'''

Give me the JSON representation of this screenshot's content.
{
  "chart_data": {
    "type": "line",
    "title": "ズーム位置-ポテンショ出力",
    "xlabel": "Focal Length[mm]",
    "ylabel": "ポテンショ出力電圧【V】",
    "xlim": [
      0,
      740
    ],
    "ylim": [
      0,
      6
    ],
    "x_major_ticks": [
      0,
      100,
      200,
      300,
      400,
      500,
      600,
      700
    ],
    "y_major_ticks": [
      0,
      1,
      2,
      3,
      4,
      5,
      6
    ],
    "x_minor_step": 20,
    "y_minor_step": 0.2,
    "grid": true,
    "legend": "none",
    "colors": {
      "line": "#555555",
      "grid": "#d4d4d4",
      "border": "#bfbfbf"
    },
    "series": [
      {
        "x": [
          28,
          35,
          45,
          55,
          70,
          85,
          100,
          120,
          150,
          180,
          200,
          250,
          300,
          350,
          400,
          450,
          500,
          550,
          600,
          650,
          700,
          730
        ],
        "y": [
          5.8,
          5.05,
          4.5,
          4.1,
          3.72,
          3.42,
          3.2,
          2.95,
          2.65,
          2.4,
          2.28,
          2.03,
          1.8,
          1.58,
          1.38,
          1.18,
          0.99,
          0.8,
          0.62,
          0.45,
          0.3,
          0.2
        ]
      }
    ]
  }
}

'''

**DIRECTION**
Quote every entry exactly.

**RESULT OF THIS TASK**
Give me the JSON representation of this screenshot's content.
{
  "chart_data": {
    "type": "line",
    "title": "ズーム位置-ポテンショ出力",
    "xlabel": "Focal Length[mm]",
    "ylabel": "ポテンショ出力電圧【V】",
    "xlim": [
      0,
      740
    ],
    "ylim": [
      0,
      6
    ],
    "x_major_ticks": [
      0,
      100,
      200,
      300,
      400,
      500,
      600,
      700
    ],
    "y_major_ticks": [
      0,
      1,
      2,
      3,
      4,
      5,
      6
    ],
    "x_minor_step": 20,
    "y_minor_step": 0.2,
    "grid": true,
    "legend": "none",
    "colors": {
      "line": "#555555",
      "grid": "#d4d4d4",
      "border": "#bfbfbf"
    },
    "series": [
      {
        "x": [
          28,
          35,
          45,
          55,
          70,
          85,
          100,
          120,
          150,
          180,
          200,
          250,
          300,
          350,
          400,
          450,
          500,
          550,
          600,
          650,
          700,
          730
        ],
        "y": [
          5.8,
          5.05,
          4.5,
          4.1,
          3.72,
          3.42,
          3.2,
          2.95,
          2.65,
          2.4,
          2.28,
          2.03,
          1.8,
          1.58,
          1.38,
          1.18,
          0.99,
          0.8,
          0.62,
          0.45,
          0.3,
          0.2
        ]
      }
    ]
  }
}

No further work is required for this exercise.